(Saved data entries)
________________________________________
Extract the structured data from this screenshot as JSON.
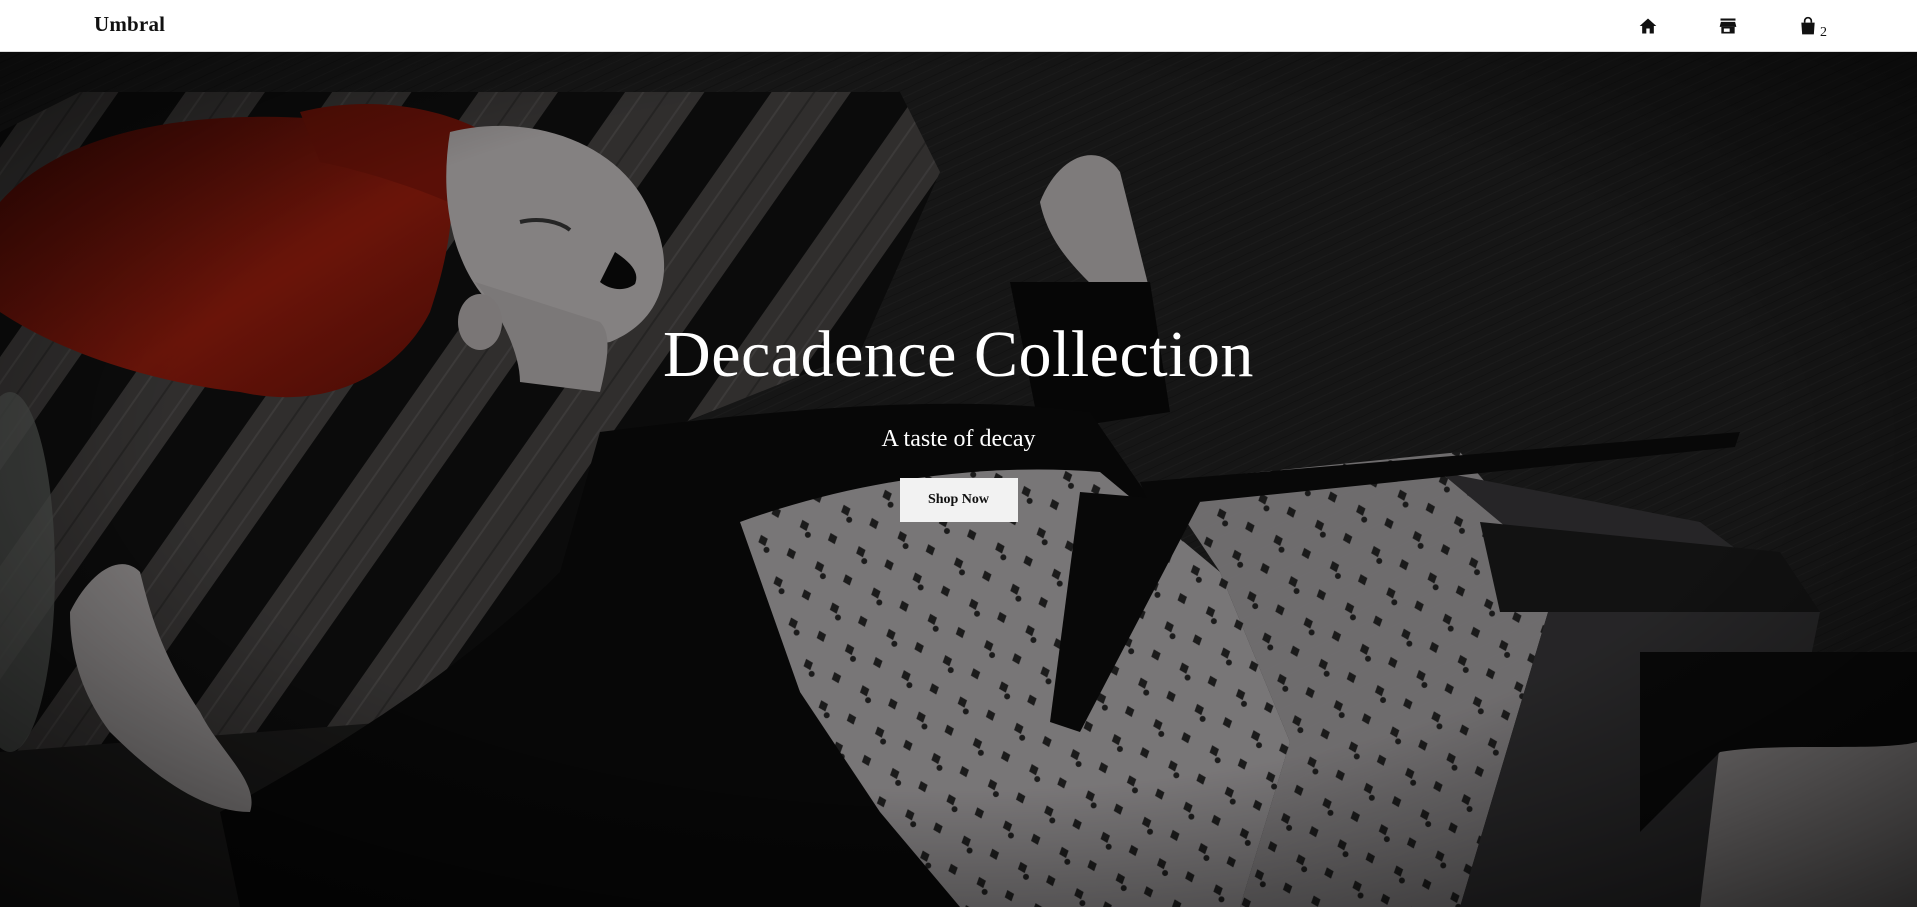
{
  "nav": {
    "brand": "Umbral",
    "home_icon": "home-icon",
    "store_icon": "store-icon",
    "cart_icon": "shopping-bag-icon",
    "cart_count": "2"
  },
  "hero": {
    "title": "Decadence Collection",
    "subtitle": "A taste of decay",
    "button_label": "Shop Now",
    "image_description_colors": {
      "background": "#1a1a1a",
      "hair": "#8a1a10",
      "skin": "#c9c4c4",
      "fabric_dark": "#0b0b0b",
      "satin": "#b8b4b6"
    }
  }
}
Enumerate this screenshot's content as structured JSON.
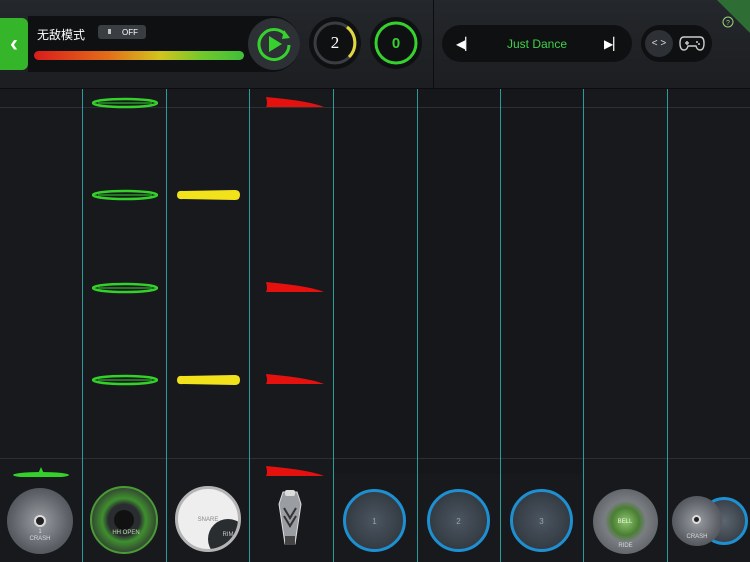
{
  "header": {
    "mode_title": "无敌模式",
    "toggle_bars": "III",
    "toggle_state": "OFF",
    "counter_one": "2",
    "counter_two": "0",
    "song_title": "Just Dance"
  },
  "pads": {
    "crash_left": "CRASH",
    "crash_left_num": "1",
    "hihat": "HH OPEN",
    "snare": "SNARE",
    "rim": "RIM",
    "tom1": "1",
    "tom2": "2",
    "tom3": "3",
    "ride": "RIDE",
    "ride_bell": "BELL",
    "crash_right": "CRASH"
  },
  "colors": {
    "accent_green": "#35b52a",
    "note_green": "#34d12b",
    "note_yellow": "#f2e21c",
    "note_red": "#e4110f",
    "lane_line": "#2bb3b0"
  }
}
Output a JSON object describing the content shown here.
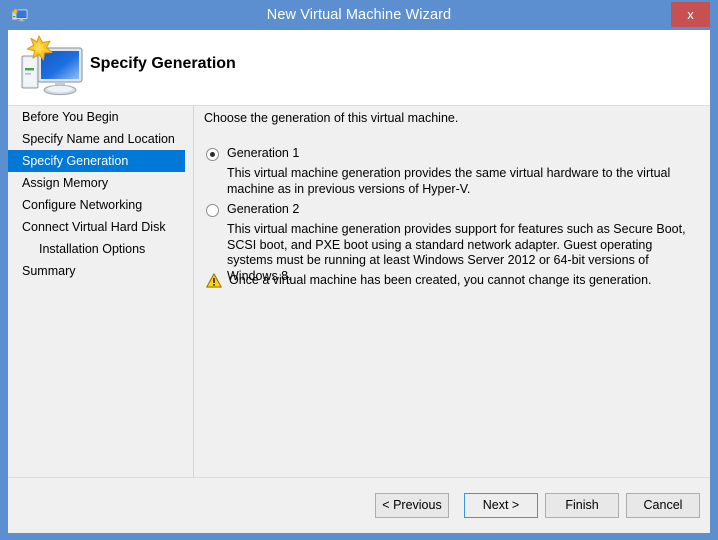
________________________________________
◆ **Task brief**:
Using the records above, copy every line that has the word "JSON" in it.

◆ **The result**:
Extract the structured data from this screenshot as JSON.
Enumerate this screenshot's content as structured JSON.
Output a JSON object describing the content shown here.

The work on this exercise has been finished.